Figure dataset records
------------

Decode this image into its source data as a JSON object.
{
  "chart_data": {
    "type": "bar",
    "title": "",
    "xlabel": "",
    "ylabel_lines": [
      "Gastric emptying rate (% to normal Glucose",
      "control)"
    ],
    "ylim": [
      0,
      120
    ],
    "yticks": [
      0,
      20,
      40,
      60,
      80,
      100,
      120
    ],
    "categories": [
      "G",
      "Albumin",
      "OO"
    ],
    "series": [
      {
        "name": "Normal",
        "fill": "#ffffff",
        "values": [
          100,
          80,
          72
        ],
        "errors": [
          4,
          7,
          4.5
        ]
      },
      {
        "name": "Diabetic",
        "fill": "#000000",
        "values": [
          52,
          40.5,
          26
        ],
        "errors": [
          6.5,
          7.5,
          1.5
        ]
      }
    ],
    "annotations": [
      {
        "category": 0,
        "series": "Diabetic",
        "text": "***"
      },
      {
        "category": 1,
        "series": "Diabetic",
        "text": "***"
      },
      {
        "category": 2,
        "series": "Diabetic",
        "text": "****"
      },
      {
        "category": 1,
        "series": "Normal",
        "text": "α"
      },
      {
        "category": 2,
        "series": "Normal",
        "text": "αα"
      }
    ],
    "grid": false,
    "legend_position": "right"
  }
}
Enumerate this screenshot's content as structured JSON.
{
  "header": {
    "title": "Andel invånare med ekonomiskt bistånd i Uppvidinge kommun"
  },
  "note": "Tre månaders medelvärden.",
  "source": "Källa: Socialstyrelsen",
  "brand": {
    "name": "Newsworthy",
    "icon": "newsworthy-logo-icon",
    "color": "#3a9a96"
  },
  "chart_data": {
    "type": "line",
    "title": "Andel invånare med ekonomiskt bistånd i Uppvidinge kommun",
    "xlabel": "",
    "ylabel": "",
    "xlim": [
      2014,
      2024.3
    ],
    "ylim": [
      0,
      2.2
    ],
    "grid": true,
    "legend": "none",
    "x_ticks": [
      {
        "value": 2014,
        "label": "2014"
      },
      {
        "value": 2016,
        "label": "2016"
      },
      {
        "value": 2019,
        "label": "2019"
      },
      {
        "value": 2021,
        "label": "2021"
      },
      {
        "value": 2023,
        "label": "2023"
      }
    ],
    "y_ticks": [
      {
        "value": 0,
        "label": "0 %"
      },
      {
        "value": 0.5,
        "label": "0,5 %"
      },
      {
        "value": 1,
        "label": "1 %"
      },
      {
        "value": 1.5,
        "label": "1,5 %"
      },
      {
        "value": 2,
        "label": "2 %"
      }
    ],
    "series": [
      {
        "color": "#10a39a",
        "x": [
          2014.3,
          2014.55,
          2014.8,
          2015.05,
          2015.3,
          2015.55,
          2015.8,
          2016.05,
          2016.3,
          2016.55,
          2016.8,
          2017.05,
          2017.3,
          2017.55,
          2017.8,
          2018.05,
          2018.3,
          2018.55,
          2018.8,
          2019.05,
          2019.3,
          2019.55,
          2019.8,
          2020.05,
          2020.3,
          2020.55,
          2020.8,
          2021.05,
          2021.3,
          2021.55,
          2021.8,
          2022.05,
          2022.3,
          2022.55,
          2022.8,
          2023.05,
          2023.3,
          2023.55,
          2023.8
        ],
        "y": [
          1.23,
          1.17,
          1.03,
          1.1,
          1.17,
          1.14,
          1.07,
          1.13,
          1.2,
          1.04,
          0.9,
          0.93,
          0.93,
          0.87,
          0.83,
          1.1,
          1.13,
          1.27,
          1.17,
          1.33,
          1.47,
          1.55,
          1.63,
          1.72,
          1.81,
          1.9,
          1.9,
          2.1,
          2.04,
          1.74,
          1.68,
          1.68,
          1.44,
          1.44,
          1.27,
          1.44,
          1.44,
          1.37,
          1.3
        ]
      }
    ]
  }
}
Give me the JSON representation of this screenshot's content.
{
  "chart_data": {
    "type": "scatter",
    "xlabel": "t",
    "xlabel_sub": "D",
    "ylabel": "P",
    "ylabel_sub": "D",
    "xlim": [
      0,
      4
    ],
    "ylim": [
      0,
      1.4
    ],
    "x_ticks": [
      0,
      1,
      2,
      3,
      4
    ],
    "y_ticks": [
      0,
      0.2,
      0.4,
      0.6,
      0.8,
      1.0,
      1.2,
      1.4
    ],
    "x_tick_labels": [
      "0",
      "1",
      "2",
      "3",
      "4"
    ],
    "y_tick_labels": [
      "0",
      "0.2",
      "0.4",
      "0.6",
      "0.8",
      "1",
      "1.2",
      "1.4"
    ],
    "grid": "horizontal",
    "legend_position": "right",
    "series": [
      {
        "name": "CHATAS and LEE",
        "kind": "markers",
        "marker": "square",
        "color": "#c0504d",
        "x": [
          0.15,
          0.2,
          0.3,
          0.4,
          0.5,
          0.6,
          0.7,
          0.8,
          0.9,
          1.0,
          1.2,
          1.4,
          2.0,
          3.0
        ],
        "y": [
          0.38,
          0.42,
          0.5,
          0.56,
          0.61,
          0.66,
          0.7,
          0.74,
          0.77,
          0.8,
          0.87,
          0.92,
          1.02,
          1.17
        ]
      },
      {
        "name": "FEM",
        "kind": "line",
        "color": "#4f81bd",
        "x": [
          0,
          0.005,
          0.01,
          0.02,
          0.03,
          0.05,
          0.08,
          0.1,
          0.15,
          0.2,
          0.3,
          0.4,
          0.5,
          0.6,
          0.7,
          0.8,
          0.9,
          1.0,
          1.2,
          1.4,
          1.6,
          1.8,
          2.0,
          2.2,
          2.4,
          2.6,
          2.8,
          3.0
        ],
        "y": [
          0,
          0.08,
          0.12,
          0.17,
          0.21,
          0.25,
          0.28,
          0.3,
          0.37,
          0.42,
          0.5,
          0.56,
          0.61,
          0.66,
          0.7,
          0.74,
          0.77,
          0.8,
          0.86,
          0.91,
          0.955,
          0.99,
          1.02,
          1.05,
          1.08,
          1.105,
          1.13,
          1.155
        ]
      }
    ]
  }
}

------------

* TASK TO CARRY OUT
Scan the listing above and copy all lines containing the word "source".

* SOLUTION TO THIS PROBLEM
Decode this image into its source data as a JSON object.
  "source": "Källa: Socialstyrelsen",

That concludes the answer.